DO THIS:
Extract all data as written.

'''

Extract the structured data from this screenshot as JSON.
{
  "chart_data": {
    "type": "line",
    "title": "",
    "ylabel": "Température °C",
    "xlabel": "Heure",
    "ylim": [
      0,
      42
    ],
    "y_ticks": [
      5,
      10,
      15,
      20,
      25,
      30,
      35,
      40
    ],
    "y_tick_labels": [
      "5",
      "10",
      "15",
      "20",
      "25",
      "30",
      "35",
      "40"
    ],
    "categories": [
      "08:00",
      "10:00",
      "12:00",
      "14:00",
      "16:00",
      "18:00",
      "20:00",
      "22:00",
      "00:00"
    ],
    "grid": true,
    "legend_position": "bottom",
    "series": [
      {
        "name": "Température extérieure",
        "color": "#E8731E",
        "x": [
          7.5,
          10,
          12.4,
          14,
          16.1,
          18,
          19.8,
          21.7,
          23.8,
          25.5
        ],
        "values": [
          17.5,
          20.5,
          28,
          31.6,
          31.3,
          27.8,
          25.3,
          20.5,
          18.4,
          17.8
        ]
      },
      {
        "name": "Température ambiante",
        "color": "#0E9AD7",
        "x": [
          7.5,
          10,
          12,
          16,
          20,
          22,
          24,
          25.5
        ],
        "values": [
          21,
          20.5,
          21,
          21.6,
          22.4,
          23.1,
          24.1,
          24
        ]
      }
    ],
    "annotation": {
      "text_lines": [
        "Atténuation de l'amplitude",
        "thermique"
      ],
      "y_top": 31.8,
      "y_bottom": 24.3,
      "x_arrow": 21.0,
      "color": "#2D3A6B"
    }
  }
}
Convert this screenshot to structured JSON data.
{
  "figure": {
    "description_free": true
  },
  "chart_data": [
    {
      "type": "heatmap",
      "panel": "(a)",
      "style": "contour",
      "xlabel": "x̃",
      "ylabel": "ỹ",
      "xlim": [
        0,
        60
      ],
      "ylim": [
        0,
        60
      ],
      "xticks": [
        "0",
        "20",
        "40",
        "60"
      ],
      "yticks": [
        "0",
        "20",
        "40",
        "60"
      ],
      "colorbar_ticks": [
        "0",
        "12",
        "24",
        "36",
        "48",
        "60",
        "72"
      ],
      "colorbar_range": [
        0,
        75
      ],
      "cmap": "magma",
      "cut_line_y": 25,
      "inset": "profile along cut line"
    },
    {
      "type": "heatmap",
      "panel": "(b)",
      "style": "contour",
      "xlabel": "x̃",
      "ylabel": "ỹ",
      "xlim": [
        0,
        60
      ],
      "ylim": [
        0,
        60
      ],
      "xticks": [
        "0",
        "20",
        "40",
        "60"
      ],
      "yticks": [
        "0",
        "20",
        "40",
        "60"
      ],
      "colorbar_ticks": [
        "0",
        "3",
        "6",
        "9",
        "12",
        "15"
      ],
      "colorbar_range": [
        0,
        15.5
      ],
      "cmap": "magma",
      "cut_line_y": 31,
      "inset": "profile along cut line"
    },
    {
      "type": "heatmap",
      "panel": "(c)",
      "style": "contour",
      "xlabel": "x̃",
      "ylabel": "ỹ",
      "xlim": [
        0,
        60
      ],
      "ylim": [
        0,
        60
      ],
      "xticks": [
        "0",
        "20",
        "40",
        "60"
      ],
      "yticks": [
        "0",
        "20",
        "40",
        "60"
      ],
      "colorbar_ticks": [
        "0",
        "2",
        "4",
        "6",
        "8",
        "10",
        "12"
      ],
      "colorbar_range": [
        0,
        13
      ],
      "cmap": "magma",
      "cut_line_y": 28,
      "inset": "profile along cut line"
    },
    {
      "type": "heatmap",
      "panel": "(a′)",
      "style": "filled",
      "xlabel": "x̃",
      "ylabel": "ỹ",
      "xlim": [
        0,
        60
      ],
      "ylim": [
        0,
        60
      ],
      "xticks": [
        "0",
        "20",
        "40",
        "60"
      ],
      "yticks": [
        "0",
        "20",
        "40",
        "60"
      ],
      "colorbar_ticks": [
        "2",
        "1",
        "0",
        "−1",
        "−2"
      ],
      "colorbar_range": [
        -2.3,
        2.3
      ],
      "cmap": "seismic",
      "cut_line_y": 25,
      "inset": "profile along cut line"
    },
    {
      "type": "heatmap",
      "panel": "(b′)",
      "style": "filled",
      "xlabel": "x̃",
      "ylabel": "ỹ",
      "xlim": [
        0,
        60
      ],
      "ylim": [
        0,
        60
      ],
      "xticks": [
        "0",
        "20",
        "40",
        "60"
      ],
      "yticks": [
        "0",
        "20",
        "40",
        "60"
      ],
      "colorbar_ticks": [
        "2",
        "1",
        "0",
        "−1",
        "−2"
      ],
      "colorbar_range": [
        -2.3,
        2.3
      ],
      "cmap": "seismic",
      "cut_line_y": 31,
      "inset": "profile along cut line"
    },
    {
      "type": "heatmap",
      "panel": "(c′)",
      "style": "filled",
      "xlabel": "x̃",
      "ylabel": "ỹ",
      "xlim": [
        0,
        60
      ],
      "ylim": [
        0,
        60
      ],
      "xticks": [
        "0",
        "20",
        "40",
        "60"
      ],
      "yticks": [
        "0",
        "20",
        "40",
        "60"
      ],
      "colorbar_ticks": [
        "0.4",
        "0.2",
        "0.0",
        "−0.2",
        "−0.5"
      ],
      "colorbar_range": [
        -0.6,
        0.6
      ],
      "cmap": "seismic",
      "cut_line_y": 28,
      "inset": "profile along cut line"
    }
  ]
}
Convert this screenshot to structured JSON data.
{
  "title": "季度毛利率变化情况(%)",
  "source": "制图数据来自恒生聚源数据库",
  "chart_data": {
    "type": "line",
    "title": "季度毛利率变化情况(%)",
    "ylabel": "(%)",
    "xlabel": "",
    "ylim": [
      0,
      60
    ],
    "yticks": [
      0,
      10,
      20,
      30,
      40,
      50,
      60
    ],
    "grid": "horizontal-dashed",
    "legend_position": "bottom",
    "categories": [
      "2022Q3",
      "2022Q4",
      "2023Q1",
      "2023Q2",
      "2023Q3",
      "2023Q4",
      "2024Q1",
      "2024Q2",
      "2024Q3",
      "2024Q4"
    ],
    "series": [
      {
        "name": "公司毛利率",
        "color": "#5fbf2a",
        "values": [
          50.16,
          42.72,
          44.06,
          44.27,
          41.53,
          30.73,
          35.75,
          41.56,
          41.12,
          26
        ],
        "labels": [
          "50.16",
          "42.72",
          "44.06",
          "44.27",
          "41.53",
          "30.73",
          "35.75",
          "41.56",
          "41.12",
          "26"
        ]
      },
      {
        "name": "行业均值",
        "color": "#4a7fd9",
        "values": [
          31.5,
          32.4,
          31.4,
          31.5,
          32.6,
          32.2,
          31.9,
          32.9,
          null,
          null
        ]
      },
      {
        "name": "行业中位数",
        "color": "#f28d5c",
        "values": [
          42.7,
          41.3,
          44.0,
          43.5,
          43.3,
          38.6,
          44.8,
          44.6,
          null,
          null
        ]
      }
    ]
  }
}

'''

PROBLEM SOLUTION:
Extract the structured data from this screenshot as JSON.
{
  "chart_data": {
    "type": "line",
    "title": "",
    "ylabel": "Température °C",
    "xlabel": "Heure",
    "ylim": [
      0,
      42
    ],
    "y_ticks": [
      5,
      10,
      15,
      20,
      25,
      30,
      35,
      40
    ],
    "y_tick_labels": [
      "5",
      "10",
      "15",
      "20",
      "25",
      "30",
      "35",
      "40"
    ],
    "categories": [
      "08:00",
      "10:00",
      "12:00",
      "14:00",
      "16:00",
      "18:00",
      "20:00",
      "22:00",
      "00:00"
    ],
    "grid": true,
    "legend_position": "bottom",
    "series": [
      {
        "name": "Température extérieure",
        "color": "#E8731E",
        "x": [
          7.5,
          10,
          12.4,
          14,
          16.1,
          18,
          19.8,
          21.7,
          23.8,
          25.5
        ],
        "values": [
          17.5,
          20.5,
          28,
          31.6,
          31.3,
          27.8,
          25.3,
          20.5,
          18.4,
          17.8
        ]
      },
      {
        "name": "Température ambiante",
        "color": "#0E9AD7",
        "x": [
          7.5,
          10,
          12,
          16,
          20,
          22,
          24,
          25.5
        ],
        "values": [
          21,
          20.5,
          21,
          21.6,
          22.4,
          23.1,
          24.1,
          24
        ]
      }
    ],
    "annotation": {
      "text_lines": [
        "Atténuation de l'amplitude",
        "thermique"
      ],
      "y_top": 31.8,
      "y_bottom": 24.3,
      "x_arrow": 21.0,
      "color": "#2D3A6B"
    }
  }
}
Convert this screenshot to structured JSON data.
{
  "figure": {
    "description_free": true
  },
  "chart_data": [
    {
      "type": "heatmap",
      "panel": "(a)",
      "style": "contour",
      "xlabel": "x̃",
      "ylabel": "ỹ",
      "xlim": [
        0,
        60
      ],
      "ylim": [
        0,
        60
      ],
      "xticks": [
        "0",
        "20",
        "40",
        "60"
      ],
      "yticks": [
        "0",
        "20",
        "40",
        "60"
      ],
      "colorbar_ticks": [
        "0",
        "12",
        "24",
        "36",
        "48",
        "60",
        "72"
      ],
      "colorbar_range": [
        0,
        75
      ],
      "cmap": "magma",
      "cut_line_y": 25,
      "inset": "profile along cut line"
    },
    {
      "type": "heatmap",
      "panel": "(b)",
      "style": "contour",
      "xlabel": "x̃",
      "ylabel": "ỹ",
      "xlim": [
        0,
        60
      ],
      "ylim": [
        0,
        60
      ],
      "xticks": [
        "0",
        "20",
        "40",
        "60"
      ],
      "yticks": [
        "0",
        "20",
        "40",
        "60"
      ],
      "colorbar_ticks": [
        "0",
        "3",
        "6",
        "9",
        "12",
        "15"
      ],
      "colorbar_range": [
        0,
        15.5
      ],
      "cmap": "magma",
      "cut_line_y": 31,
      "inset": "profile along cut line"
    },
    {
      "type": "heatmap",
      "panel": "(c)",
      "style": "contour",
      "xlabel": "x̃",
      "ylabel": "ỹ",
      "xlim": [
        0,
        60
      ],
      "ylim": [
        0,
        60
      ],
      "xticks": [
        "0",
        "20",
        "40",
        "60"
      ],
      "yticks": [
        "0",
        "20",
        "40",
        "60"
      ],
      "colorbar_ticks": [
        "0",
        "2",
        "4",
        "6",
        "8",
        "10",
        "12"
      ],
      "colorbar_range": [
        0,
        13
      ],
      "cmap": "magma",
      "cut_line_y": 28,
      "inset": "profile along cut line"
    },
    {
      "type": "heatmap",
      "panel": "(a′)",
      "style": "filled",
      "xlabel": "x̃",
      "ylabel": "ỹ",
      "xlim": [
        0,
        60
      ],
      "ylim": [
        0,
        60
      ],
      "xticks": [
        "0",
        "20",
        "40",
        "60"
      ],
      "yticks": [
        "0",
        "20",
        "40",
        "60"
      ],
      "colorbar_ticks": [
        "2",
        "1",
        "0",
        "−1",
        "−2"
      ],
      "colorbar_range": [
        -2.3,
        2.3
      ],
      "cmap": "seismic",
      "cut_line_y": 25,
      "inset": "profile along cut line"
    },
    {
      "type": "heatmap",
      "panel": "(b′)",
      "style": "filled",
      "xlabel": "x̃",
      "ylabel": "ỹ",
      "xlim": [
        0,
        60
      ],
      "ylim": [
        0,
        60
      ],
      "xticks": [
        "0",
        "20",
        "40",
        "60"
      ],
      "yticks": [
        "0",
        "20",
        "40",
        "60"
      ],
      "colorbar_ticks": [
        "2",
        "1",
        "0",
        "−1",
        "−2"
      ],
      "colorbar_range": [
        -2.3,
        2.3
      ],
      "cmap": "seismic",
      "cut_line_y": 31,
      "inset": "profile along cut line"
    },
    {
      "type": "heatmap",
      "panel": "(c′)",
      "style": "filled",
      "xlabel": "x̃",
      "ylabel": "ỹ",
      "xlim": [
        0,
        60
      ],
      "ylim": [
        0,
        60
      ],
      "xticks": [
        "0",
        "20",
        "40",
        "60"
      ],
      "yticks": [
        "0",
        "20",
        "40",
        "60"
      ],
      "colorbar_ticks": [
        "0.4",
        "0.2",
        "0.0",
        "−0.2",
        "−0.5"
      ],
      "colorbar_range": [
        -0.6,
        0.6
      ],
      "cmap": "seismic",
      "cut_line_y": 28,
      "inset": "profile along cut line"
    }
  ]
}
Convert this screenshot to structured JSON data.
{
  "title": "季度毛利率变化情况(%)",
  "source": "制图数据来自恒生聚源数据库",
  "chart_data": {
    "type": "line",
    "title": "季度毛利率变化情况(%)",
    "ylabel": "(%)",
    "xlabel": "",
    "ylim": [
      0,
      60
    ],
    "yticks": [
      0,
      10,
      20,
      30,
      40,
      50,
      60
    ],
    "grid": "horizontal-dashed",
    "legend_position": "bottom",
    "categories": [
      "2022Q3",
      "2022Q4",
      "2023Q1",
      "2023Q2",
      "2023Q3",
      "2023Q4",
      "2024Q1",
      "2024Q2",
      "2024Q3",
      "2024Q4"
    ],
    "series": [
      {
        "name": "公司毛利率",
        "color": "#5fbf2a",
        "values": [
          50.16,
          42.72,
          44.06,
          44.27,
          41.53,
          30.73,
          35.75,
          41.56,
          41.12,
          26
        ],
        "labels": [
          "50.16",
          "42.72",
          "44.06",
          "44.27",
          "41.53",
          "30.73",
          "35.75",
          "41.56",
          "41.12",
          "26"
        ]
      },
      {
        "name": "行业均值",
        "color": "#4a7fd9",
        "values": [
          31.5,
          32.4,
          31.4,
          31.5,
          32.6,
          32.2,
          31.9,
          32.9,
          null,
          null
        ]
      },
      {
        "name": "行业中位数",
        "color": "#f28d5c",
        "values": [
          42.7,
          41.3,
          44.0,
          43.5,
          43.3,
          38.6,
          44.8,
          44.6,
          null,
          null
        ]
      }
    ]
  }
}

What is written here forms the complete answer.